From the listing below, extract every line containing "icon".

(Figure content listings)

■ ■ ■ ■ ■ ■ ■

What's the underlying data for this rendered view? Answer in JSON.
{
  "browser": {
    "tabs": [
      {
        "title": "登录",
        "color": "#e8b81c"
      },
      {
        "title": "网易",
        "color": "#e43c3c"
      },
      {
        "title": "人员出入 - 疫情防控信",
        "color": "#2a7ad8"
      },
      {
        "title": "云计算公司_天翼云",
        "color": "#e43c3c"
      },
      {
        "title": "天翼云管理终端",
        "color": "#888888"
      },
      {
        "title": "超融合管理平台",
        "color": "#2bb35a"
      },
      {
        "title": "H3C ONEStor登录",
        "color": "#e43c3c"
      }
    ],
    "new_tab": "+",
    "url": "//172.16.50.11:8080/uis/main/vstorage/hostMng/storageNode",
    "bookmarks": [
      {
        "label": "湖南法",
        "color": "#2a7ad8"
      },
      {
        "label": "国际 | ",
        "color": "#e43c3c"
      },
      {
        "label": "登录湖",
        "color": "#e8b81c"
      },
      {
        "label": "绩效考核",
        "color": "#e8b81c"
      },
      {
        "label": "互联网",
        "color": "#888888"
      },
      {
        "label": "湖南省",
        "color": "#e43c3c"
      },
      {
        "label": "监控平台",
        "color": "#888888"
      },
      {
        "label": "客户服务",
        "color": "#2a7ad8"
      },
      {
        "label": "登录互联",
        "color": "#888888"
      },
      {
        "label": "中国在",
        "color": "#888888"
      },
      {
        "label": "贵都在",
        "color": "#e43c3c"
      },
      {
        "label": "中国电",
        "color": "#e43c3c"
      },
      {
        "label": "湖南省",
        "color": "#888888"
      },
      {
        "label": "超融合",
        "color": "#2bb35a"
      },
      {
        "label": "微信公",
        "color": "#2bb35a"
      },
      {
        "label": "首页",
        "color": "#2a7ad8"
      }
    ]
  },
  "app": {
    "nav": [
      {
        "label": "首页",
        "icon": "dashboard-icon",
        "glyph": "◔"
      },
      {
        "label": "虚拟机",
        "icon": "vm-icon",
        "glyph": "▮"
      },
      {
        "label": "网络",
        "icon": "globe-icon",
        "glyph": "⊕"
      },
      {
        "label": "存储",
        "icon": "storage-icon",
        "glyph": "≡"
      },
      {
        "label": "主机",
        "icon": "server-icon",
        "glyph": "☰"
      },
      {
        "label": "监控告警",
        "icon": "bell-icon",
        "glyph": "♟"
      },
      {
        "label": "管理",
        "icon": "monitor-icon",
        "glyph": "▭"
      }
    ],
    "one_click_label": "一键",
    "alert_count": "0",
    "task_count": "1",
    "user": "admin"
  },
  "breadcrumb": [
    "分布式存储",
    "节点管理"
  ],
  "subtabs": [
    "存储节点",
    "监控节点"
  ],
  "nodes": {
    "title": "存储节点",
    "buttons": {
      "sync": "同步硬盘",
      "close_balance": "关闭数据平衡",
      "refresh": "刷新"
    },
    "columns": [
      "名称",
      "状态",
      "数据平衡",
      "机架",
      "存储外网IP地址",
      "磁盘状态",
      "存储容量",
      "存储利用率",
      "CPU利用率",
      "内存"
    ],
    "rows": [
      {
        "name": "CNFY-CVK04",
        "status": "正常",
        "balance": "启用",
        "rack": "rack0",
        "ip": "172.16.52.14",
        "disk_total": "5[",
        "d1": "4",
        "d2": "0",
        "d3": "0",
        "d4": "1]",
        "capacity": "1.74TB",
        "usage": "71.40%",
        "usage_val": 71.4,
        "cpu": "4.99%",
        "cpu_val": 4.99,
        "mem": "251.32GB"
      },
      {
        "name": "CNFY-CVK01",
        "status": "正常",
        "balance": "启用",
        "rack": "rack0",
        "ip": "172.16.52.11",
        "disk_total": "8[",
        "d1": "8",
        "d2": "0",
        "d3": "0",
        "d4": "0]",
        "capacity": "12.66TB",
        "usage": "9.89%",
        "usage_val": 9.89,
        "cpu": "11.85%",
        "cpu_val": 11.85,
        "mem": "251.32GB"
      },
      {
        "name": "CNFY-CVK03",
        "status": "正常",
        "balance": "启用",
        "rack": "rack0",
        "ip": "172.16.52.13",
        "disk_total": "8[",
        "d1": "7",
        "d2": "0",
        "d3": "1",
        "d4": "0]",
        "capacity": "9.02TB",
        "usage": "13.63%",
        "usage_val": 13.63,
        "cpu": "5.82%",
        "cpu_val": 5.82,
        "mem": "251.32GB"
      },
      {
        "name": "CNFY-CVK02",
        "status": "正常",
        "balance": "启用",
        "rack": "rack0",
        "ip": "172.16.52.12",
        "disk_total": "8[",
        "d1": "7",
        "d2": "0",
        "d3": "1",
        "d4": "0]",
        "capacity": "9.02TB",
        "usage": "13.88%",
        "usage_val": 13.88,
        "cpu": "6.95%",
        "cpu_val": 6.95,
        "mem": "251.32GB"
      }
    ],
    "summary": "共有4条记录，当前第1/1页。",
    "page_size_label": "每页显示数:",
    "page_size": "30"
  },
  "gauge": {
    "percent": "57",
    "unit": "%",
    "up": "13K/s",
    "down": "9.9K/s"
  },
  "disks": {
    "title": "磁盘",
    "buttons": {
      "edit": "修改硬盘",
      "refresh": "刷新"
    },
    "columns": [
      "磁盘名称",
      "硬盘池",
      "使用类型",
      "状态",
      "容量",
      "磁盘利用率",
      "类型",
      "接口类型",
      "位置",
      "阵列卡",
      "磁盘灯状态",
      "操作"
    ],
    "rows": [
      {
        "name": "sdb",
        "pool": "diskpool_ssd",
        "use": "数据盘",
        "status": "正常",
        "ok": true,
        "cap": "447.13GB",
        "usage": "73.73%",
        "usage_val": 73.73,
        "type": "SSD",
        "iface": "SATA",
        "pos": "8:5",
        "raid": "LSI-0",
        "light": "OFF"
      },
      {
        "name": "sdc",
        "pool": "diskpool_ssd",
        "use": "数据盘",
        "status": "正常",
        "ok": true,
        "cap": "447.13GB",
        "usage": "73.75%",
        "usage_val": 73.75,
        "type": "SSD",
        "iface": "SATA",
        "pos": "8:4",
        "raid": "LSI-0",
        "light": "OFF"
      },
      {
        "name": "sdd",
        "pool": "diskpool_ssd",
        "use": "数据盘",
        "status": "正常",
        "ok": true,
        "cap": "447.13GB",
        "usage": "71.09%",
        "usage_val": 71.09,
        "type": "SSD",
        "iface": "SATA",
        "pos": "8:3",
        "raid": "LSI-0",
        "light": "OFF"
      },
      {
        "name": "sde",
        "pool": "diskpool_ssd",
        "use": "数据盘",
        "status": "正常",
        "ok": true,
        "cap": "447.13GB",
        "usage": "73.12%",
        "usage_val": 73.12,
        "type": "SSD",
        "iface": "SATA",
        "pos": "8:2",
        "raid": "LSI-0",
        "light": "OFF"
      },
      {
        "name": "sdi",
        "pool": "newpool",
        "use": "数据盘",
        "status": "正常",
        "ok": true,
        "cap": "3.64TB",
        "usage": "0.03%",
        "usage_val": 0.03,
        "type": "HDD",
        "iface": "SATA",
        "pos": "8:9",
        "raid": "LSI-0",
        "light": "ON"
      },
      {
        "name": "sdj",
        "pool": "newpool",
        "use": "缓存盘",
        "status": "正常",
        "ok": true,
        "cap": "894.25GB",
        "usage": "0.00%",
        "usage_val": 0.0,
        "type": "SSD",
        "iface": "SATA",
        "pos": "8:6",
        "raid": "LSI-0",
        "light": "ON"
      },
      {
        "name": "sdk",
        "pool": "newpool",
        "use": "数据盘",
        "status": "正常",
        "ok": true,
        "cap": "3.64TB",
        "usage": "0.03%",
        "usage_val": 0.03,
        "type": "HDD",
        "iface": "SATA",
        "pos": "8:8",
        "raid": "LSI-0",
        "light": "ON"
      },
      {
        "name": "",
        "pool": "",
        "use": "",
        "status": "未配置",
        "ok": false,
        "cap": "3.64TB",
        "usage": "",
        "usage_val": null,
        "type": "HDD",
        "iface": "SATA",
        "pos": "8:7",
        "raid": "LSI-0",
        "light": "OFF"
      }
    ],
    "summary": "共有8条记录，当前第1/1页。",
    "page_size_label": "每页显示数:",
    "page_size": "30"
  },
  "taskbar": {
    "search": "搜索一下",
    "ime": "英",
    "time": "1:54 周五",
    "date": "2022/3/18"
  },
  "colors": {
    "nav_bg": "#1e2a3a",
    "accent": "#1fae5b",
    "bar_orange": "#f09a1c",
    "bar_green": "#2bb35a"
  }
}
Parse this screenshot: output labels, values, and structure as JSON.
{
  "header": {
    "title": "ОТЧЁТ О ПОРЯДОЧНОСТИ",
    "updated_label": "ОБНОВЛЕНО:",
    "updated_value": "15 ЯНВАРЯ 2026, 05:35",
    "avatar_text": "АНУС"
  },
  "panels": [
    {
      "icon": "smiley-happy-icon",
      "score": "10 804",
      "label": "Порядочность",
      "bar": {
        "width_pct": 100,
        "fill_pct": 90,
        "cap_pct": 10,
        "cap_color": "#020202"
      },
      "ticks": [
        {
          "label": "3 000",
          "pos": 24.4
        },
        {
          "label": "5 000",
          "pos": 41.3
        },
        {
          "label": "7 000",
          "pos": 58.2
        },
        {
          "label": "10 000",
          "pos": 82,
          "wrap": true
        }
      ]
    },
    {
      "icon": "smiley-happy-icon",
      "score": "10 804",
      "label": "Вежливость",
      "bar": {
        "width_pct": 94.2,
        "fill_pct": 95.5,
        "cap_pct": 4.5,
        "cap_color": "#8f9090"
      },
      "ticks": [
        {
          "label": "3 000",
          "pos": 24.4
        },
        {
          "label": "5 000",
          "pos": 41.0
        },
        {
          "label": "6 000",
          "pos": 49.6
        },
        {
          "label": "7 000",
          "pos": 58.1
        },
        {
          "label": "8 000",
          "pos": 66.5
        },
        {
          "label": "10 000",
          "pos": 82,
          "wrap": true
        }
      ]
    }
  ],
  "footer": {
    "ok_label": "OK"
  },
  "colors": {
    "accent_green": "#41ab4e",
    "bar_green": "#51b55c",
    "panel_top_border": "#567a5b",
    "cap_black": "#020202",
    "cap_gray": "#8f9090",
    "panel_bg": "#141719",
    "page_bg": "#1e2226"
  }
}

■ ■ ■ ■ ■ ■ ■

_Complete response_:
        "icon": "dashboard-icon",
        "icon": "vm-icon",
        "icon": "globe-icon",
        "icon": "storage-icon",
        "icon": "server-icon",
        "icon": "bell-icon",
        "icon": "monitor-icon",
      "icon": "smiley-happy-icon",
      "icon": "smiley-happy-icon",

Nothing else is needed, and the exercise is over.